## The exercise:
Copy all lines holding the word "lokale" from the entries.

## Data shown:
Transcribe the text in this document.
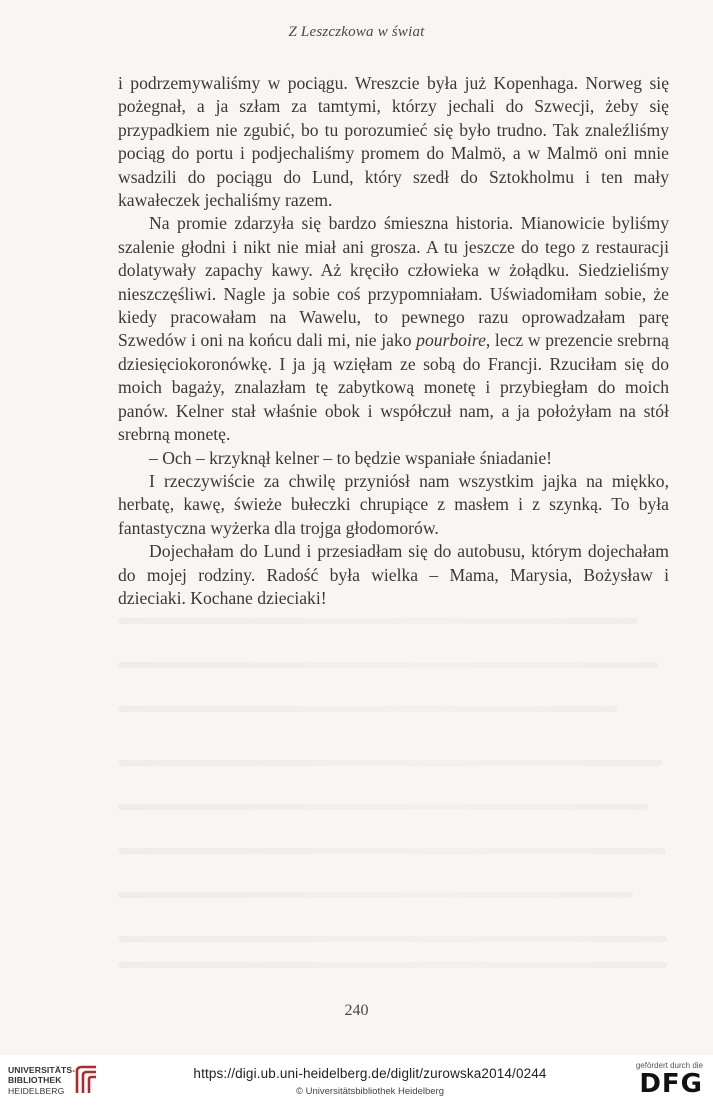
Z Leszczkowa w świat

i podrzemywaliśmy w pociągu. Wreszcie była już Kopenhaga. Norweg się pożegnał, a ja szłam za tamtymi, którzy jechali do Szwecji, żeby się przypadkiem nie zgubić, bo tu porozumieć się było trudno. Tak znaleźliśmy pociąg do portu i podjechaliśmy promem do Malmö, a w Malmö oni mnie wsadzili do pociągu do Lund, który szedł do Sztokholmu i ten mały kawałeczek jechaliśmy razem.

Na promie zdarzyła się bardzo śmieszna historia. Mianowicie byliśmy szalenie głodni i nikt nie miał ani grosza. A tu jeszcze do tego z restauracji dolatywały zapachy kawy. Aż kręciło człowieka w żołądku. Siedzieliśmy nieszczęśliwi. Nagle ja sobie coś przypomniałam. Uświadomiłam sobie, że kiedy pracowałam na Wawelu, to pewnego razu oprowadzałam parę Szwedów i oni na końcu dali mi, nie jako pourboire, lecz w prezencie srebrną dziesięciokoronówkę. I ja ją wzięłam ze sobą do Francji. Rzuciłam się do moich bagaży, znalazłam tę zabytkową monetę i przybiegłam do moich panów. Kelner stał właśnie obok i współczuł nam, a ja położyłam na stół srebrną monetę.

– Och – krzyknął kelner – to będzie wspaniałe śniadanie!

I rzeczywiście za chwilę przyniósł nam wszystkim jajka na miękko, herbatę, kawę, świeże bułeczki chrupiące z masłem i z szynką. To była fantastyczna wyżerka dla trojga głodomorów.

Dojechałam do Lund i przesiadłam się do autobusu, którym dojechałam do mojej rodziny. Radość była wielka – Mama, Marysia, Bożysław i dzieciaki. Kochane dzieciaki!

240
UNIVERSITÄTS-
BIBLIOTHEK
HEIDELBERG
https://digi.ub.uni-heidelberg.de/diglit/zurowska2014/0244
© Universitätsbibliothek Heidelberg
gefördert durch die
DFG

--

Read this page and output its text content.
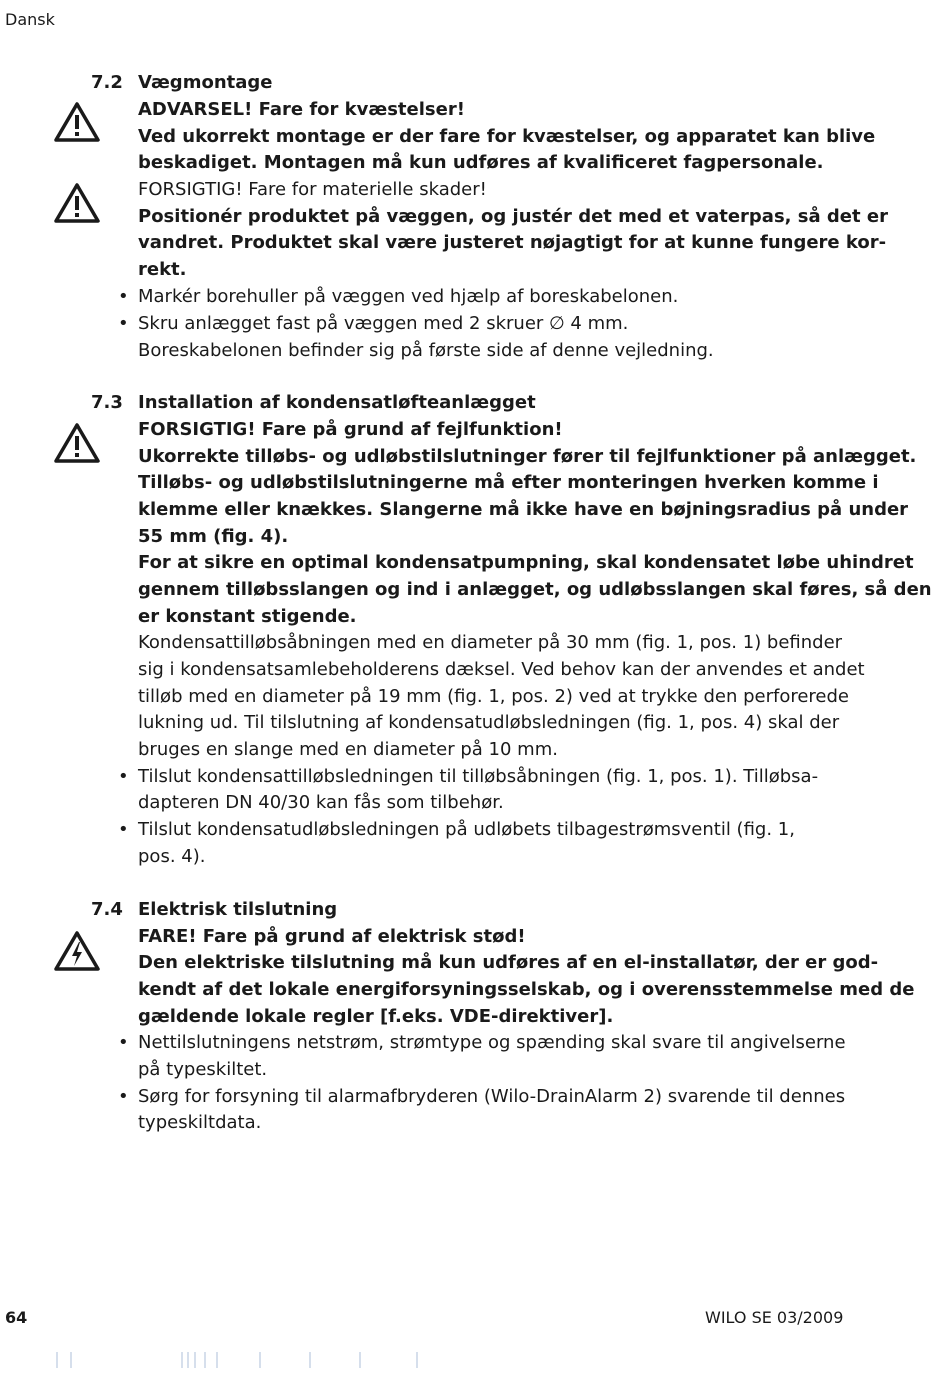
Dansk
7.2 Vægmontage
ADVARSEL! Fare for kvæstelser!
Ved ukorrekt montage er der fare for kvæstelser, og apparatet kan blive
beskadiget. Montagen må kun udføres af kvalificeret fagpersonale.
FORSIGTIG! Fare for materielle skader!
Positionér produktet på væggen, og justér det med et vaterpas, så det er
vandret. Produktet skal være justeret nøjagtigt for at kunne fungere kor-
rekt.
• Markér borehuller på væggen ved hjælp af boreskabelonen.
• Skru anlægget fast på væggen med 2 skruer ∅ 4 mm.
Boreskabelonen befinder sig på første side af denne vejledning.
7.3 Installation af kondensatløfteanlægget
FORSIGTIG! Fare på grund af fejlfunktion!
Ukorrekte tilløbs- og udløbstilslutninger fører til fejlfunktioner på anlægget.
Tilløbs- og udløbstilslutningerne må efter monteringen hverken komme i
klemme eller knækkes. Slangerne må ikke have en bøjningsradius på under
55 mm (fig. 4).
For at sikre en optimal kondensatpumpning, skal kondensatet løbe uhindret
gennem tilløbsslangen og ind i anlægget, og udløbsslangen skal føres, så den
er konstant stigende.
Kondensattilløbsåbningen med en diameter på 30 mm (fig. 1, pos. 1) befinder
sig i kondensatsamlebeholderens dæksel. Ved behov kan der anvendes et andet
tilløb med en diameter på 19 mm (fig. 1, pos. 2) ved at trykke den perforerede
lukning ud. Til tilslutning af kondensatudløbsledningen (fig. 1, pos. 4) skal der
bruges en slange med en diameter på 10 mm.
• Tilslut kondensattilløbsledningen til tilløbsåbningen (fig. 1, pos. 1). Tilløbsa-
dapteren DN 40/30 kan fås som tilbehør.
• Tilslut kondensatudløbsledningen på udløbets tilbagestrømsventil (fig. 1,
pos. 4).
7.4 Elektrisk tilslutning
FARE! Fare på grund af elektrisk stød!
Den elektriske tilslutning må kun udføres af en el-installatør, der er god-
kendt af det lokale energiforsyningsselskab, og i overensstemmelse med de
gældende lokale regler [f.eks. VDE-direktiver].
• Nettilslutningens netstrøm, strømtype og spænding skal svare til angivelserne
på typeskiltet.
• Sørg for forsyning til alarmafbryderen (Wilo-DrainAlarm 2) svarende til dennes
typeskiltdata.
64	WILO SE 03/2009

## Solution to this task:
kendt af det lokale energiforsyningsselskab, og i overensstemmelse med de
gældende lokale regler [f.eks. VDE-direktiver].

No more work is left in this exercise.